▸ **To be done**
1. According to the recognizer documentation, which verbs use the recognizer property?
2. From the entries, extract the lines beginning with the line that contains "outlier-point [726,775,745,794]" and continuing through the line that contains "outlier-point [1785,488,1804,507]", with both of those lines included.

▸ **Excerpt to read**
The open source voice gateway for conversational AI providers

recognizer

The recognizer property is used in multiple verbs (gather, transcribe, dial). It selects and configures the speech recognizer.

It is an object containing the following properties:

option	description	required
vendor	Speech vendor to use (see list below, along with any others you add via the custom speech API)	no
language	Language code to use for speech detection. Defaults to the application level setting	no
fallbackVendor	Fallback Speech vendor to use (see list below, along with any others you add via the custom speech API)	no
fallbackLanguage	Fallback Language code to use for speech detection. Defaults to the application level setting	no
interim	If true, interim transcriptions are sent	no (default: false)
hints	(google, microsoft, deepgram, nvidia, soniox) Array of words or phrases to assist speech detection. See examples below.	no
hintsBoost	(google, nvidia) Number indicating the strength to assign to the configured hints. See examples below.	no
profanityFilter	(google, deepgram, nuance, nvidia) If true, filter profanity from speech transcription . Default: no	no
singleUtterance	(google) If true, return only a single utterance/transcript	no (default: true for gather)
vad.enable	If true, delay connecting to cloud recognizer until speech is detected	no
vad.voiceMs	If vad is enabled, the number of milliseconds of speech required before connecting to cloud recognizer	no
vad.mode	If vad is enabled, this setting governs the sensitivity of the voice activity detector; value must be between 0 to 3 inclusive, lower numbers mean more sensitive	no
separateRecognitionPerChannel	If true, recognize both caller and called party speech using separate recognition sessions	no
altLanguages	(google, microsoft) An array of alternative languages that the speaker may be using	no
punctuation	(google) Enable automatic punctuation	no
model	(google) speech recognition model to use	no (default: phone_call)

▸ **Data to use**
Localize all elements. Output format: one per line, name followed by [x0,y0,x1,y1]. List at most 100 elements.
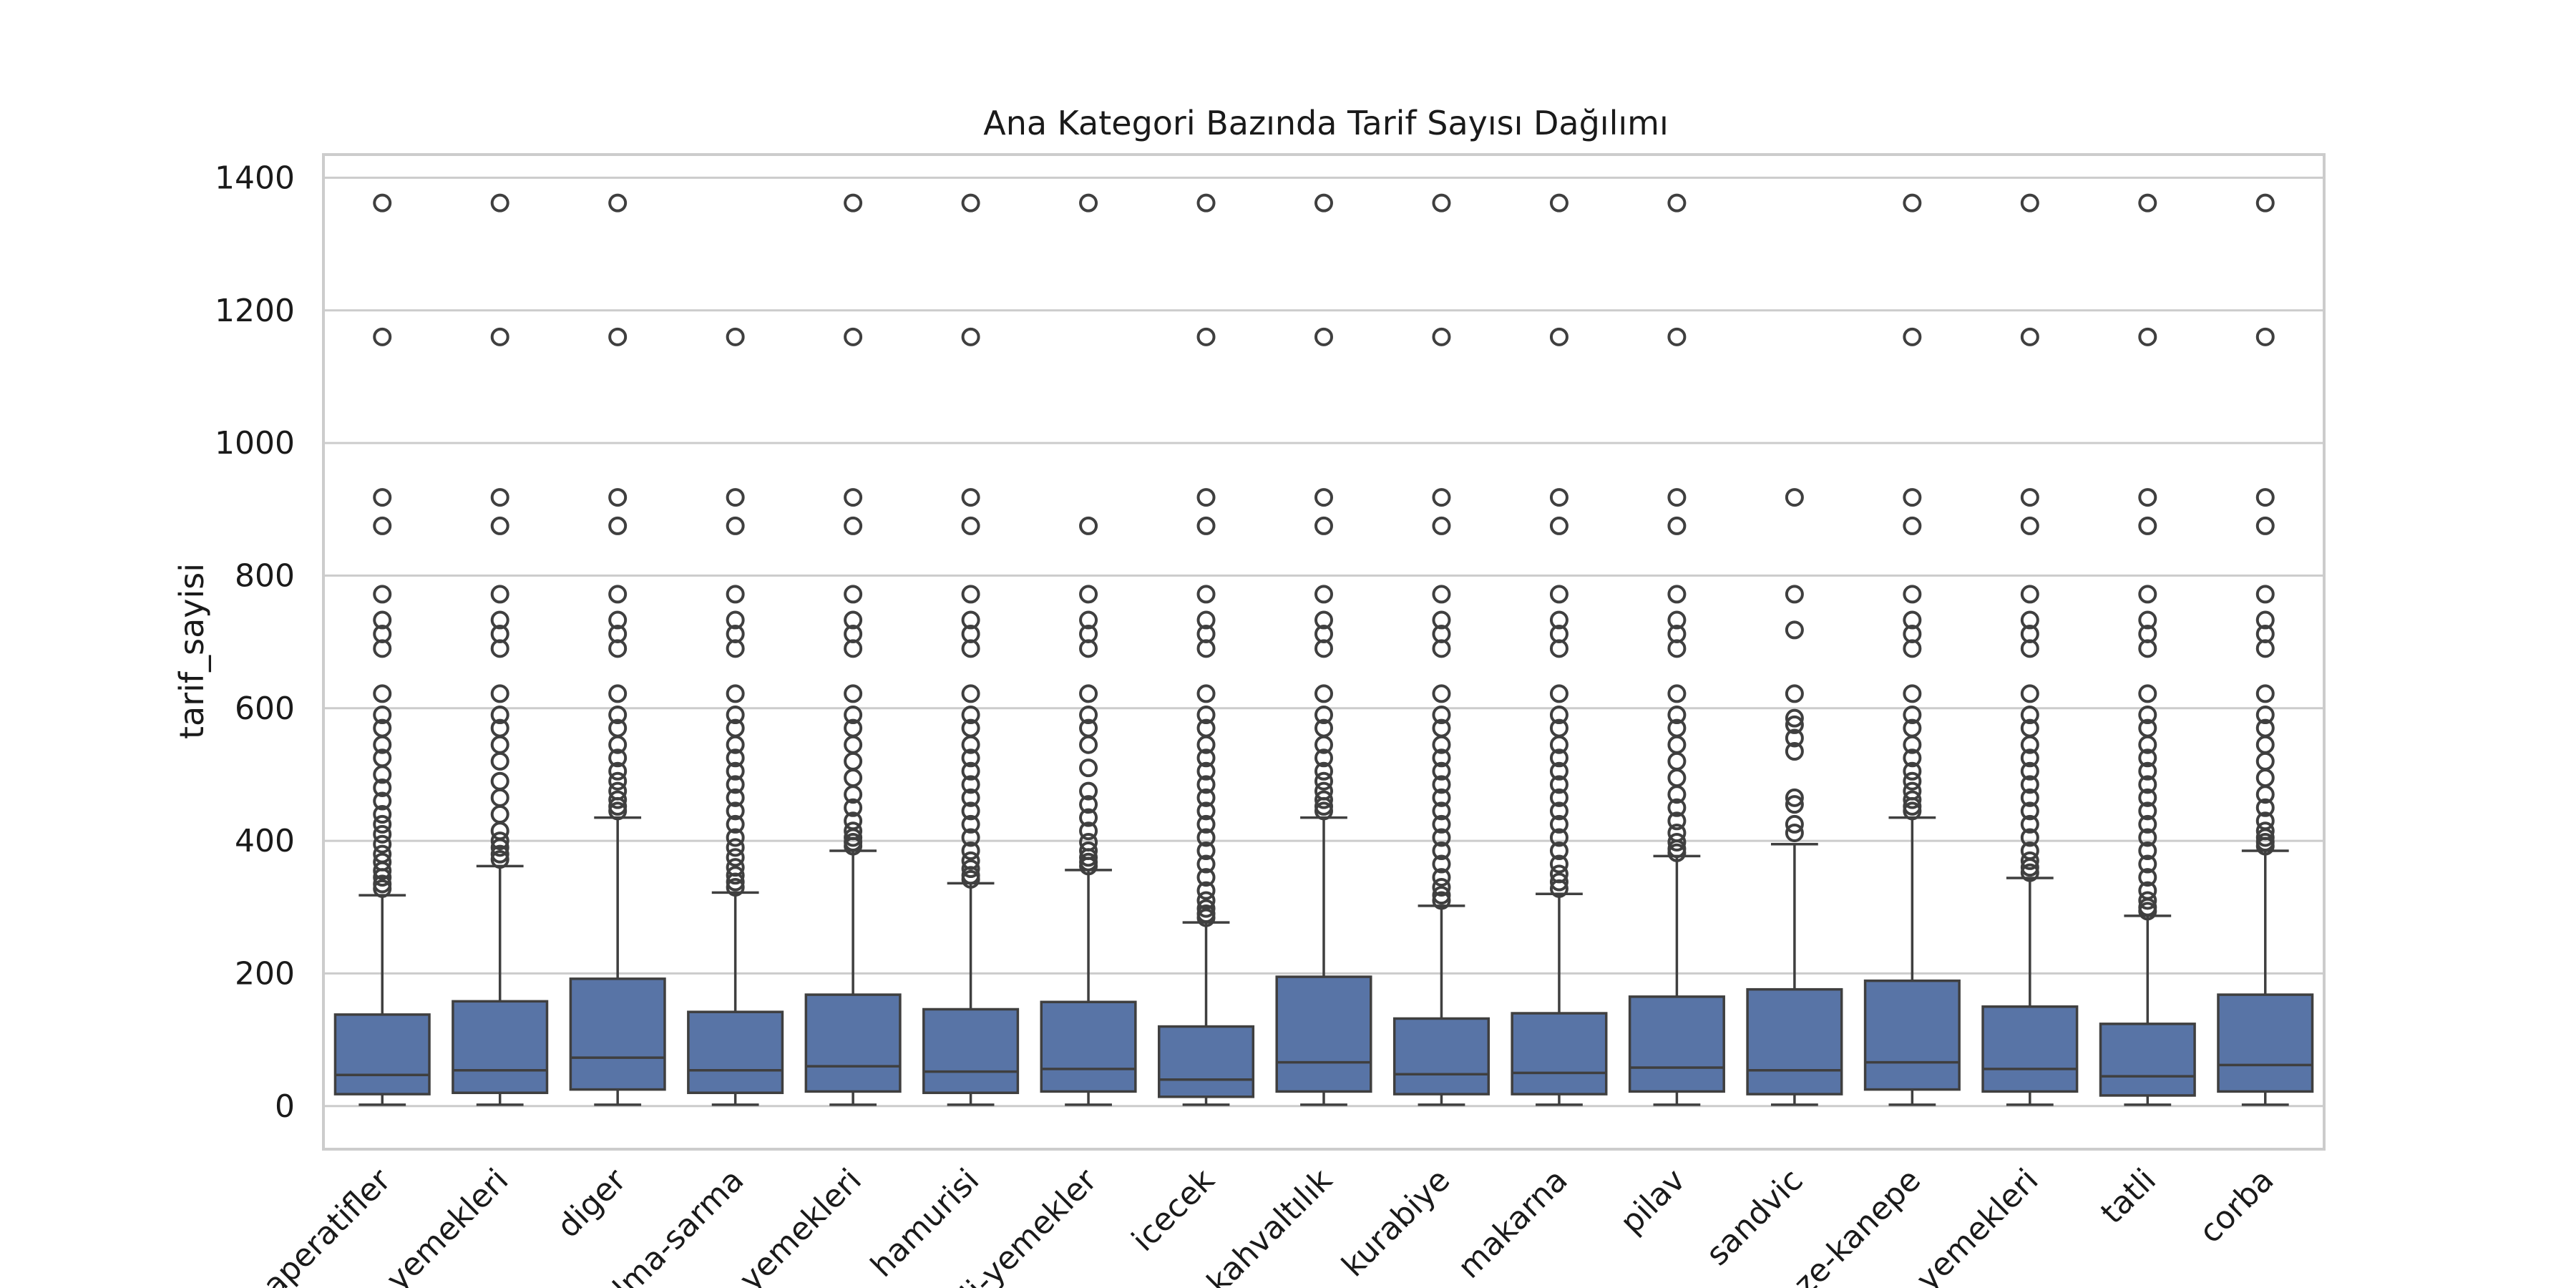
outlier-point [726,775,745,794]
outlier-point [1903,771,1922,791]
outlier-point [961,775,980,794]
outlier-point [726,848,745,867]
outlier-point [844,751,863,771]
outlier-point [1079,821,1098,841]
outlier-point [1432,801,1451,821]
outlier-point [1314,585,1333,604]
outlier-point [2255,327,2275,346]
outlier-point [1903,585,1922,604]
outlier-point [2138,902,2157,921]
y-tick-label: 1200 [215,293,295,329]
outlier-point [1196,908,1216,927]
box [804,993,902,1093]
outlier-point [2138,801,2157,821]
box-group [1511,892,1608,1106]
outlier-point [1903,488,1922,507]
y-tick-label: 0 [275,1088,295,1125]
box-group [804,849,902,1106]
outlier-point [844,610,863,630]
outlier-point [2020,828,2039,847]
outlier-point [1667,832,1687,852]
outlier-point [726,488,745,507]
outlier-point [726,684,745,703]
outlier-point [1196,801,1216,821]
box [1863,979,1961,1091]
outlier-point [2138,775,2157,794]
box [569,977,666,1091]
outlier-point [1432,735,1451,754]
outlier-point [2255,836,2275,856]
outlier-point [608,706,628,725]
box-group [1275,816,1372,1106]
outlier-point [1314,639,1333,658]
outlier-point [490,639,509,658]
outlier-point [490,516,509,535]
outlier-point [1785,488,1804,507]
outlier-point [1196,748,1216,768]
outlier-point [1667,327,1687,346]
box-group [1981,877,2079,1106]
outlier-point [1196,841,1216,860]
y-tick-label: 800 [235,557,295,594]
outlier-point [1785,742,1804,761]
outlier-point [1667,488,1687,507]
outlier-point [726,814,745,834]
outlier-point [2020,775,2039,794]
outlier-point [961,841,980,860]
outlier-point [1196,684,1216,703]
outlier-point [1549,814,1568,834]
outlier-point [2138,327,2157,346]
outlier-point [608,801,628,821]
outlier-point [2255,684,2275,703]
chart-title: Ana Kategori Bazında Tarif Sayısı Dağılı… [983,104,1669,142]
outlier-point [1079,808,1098,827]
outlier-point [373,193,392,213]
outlier-point [844,327,863,346]
outlier-point [1785,795,1804,814]
outlier-point [2020,193,2039,213]
outlier-point [373,868,392,887]
outlier-point [726,866,745,885]
outlier-point [1196,706,1216,725]
outlier-point [2138,639,2157,658]
outlier-point [608,748,628,768]
outlier-point [2020,761,2039,781]
outlier-point [1196,585,1216,604]
outlier-point [2138,841,2157,860]
box [1746,987,1843,1096]
outlier-point [1432,891,1451,910]
outlier-point [1549,610,1568,630]
outlier-point [1903,706,1922,725]
outlier-point [373,327,392,346]
outlier-point [961,814,980,834]
x-tick-label: kahvaltılık [1200,1161,1340,1288]
outlier-point [1667,843,1687,862]
outlier-point [844,706,863,725]
outlier-point [608,771,628,791]
outlier-point [961,516,980,535]
outlier-point [1667,785,1687,804]
outlier-point [490,850,509,869]
outlier-point [1549,879,1568,898]
outlier-point [373,488,392,507]
outlier-point [2138,748,2157,768]
outlier-point [1196,488,1216,507]
outlier-point [608,610,628,630]
outlier-point [2255,610,2275,630]
outlier-point [1667,811,1687,831]
x-tick-label: icecek [1125,1161,1222,1259]
plot-frame [322,153,2326,1151]
outlier-point [1549,854,1568,874]
outlier-point [961,735,980,754]
outlier-point [1196,814,1216,834]
outlier-point [1079,706,1098,725]
outlier-point [726,735,745,754]
outlier-point [1432,814,1451,834]
outlier-point [608,327,628,346]
outlier-point [1785,814,1804,834]
outlier-point [1196,193,1216,213]
outlier-point [1432,193,1451,213]
box-group [1628,854,1725,1106]
outlier-point [726,788,745,807]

▸ **Task-by-task results**
1. Gather, transcribe, and dial.

2.
outlier-point [726,775,745,794]
outlier-point [1903,771,1922,791]
outlier-point [961,775,980,794]
outlier-point [726,848,745,867]
outlier-point [844,751,863,771]
outlier-point [1079,821,1098,841]
outlier-point [1432,801,1451,821]
outlier-point [1314,585,1333,604]
outlier-point [2255,327,2275,346]
outlier-point [1903,585,1922,604]
outlier-point [2138,902,2157,921]
y-tick-label: 1200 [215,293,295,329]
outlier-point [1196,908,1216,927]
box [804,993,902,1093]
outlier-point [2138,801,2157,821]
box-group [1511,892,1608,1106]
outlier-point [1903,488,1922,507]
y-tick-label: 0 [275,1088,295,1125]
box-group [804,849,902,1106]
outlier-point [844,610,863,630]
outlier-point [2020,828,2039,847]
outlier-point [1667,832,1687,852]
outlier-point [726,488,745,507]
outlier-point [726,684,745,703]
outlier-point [1196,801,1216,821]
box [1863,979,1961,1091]
outlier-point [2138,775,2157,794]
box [569,977,666,1091]
outlier-point [1432,735,1451,754]
outlier-point [2255,836,2275,856]
outlier-point [608,706,628,725]
box-group [1275,816,1372,1106]
outlier-point [1314,639,1333,658]
outlier-point [490,639,509,658]
outlier-point [490,516,509,535]
outlier-point [1785,488,1804,507]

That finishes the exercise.